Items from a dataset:
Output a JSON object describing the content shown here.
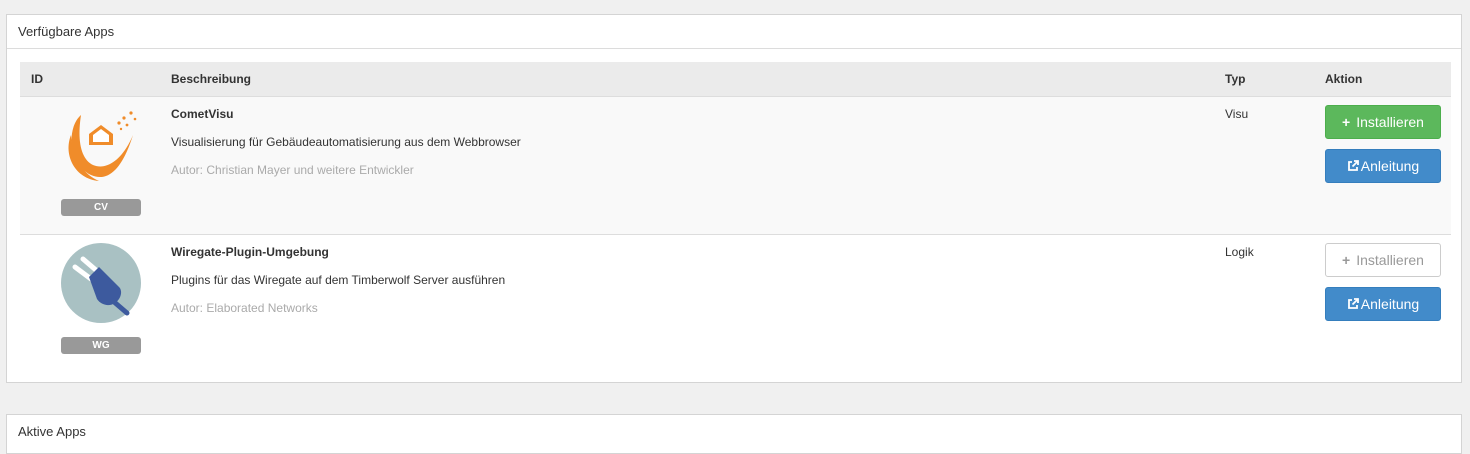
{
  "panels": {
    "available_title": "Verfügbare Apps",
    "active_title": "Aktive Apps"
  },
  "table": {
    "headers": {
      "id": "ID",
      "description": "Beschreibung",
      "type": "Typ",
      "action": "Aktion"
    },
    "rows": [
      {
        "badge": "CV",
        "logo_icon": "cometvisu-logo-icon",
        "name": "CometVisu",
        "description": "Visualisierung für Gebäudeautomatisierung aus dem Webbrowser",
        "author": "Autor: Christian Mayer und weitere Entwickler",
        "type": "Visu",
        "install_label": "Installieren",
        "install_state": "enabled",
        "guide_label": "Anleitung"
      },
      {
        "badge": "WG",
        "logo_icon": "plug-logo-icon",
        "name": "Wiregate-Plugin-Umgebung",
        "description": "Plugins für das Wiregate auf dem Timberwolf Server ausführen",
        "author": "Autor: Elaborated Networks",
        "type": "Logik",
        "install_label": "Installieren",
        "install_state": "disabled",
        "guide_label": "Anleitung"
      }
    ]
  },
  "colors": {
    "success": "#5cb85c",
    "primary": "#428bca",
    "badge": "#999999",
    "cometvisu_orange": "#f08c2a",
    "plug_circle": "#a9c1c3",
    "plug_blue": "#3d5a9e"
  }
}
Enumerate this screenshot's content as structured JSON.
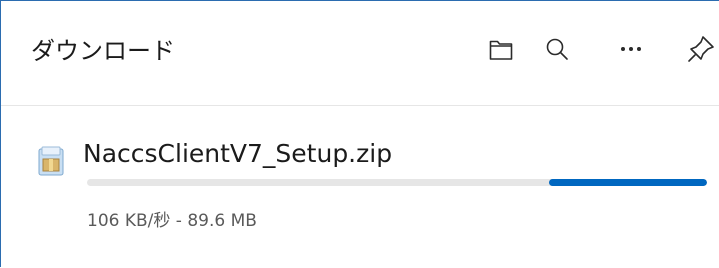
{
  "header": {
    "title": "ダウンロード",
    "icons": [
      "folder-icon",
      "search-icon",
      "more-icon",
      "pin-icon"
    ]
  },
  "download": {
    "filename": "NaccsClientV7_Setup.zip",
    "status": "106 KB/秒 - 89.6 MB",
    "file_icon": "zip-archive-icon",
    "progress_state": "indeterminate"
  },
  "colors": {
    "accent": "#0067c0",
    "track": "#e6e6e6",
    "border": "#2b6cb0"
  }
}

# [THE EXERCISE]
Without the pictures, print the records in full, exactly as they appear.

# [REPLY]
Output a JSON object describing the content shown here.
{
  "panels": {
    "available_title": "Verfügbare Apps",
    "active_title": "Aktive Apps"
  },
  "table": {
    "headers": {
      "id": "ID",
      "description": "Beschreibung",
      "type": "Typ",
      "action": "Aktion"
    },
    "rows": [
      {
        "badge": "CV",
        "logo_icon": "cometvisu-logo-icon",
        "name": "CometVisu",
        "description": "Visualisierung für Gebäudeautomatisierung aus dem Webbrowser",
        "author": "Autor: Christian Mayer und weitere Entwickler",
        "type": "Visu",
        "install_label": "Installieren",
        "install_state": "enabled",
        "guide_label": "Anleitung"
      },
      {
        "badge": "WG",
        "logo_icon": "plug-logo-icon",
        "name": "Wiregate-Plugin-Umgebung",
        "description": "Plugins für das Wiregate auf dem Timberwolf Server ausführen",
        "author": "Autor: Elaborated Networks",
        "type": "Logik",
        "install_label": "Installieren",
        "install_state": "disabled",
        "guide_label": "Anleitung"
      }
    ]
  },
  "colors": {
    "success": "#5cb85c",
    "primary": "#428bca",
    "badge": "#999999",
    "cometvisu_orange": "#f08c2a",
    "plug_circle": "#a9c1c3",
    "plug_blue": "#3d5a9e"
  }
}
Enumerate this screenshot's content as structured JSON.
{
  "header": {
    "title": "ダウンロード",
    "icons": [
      "folder-icon",
      "search-icon",
      "more-icon",
      "pin-icon"
    ]
  },
  "download": {
    "filename": "NaccsClientV7_Setup.zip",
    "status": "106 KB/秒 - 89.6 MB",
    "file_icon": "zip-archive-icon",
    "progress_state": "indeterminate"
  },
  "colors": {
    "accent": "#0067c0",
    "track": "#e6e6e6",
    "border": "#2b6cb0"
  }
}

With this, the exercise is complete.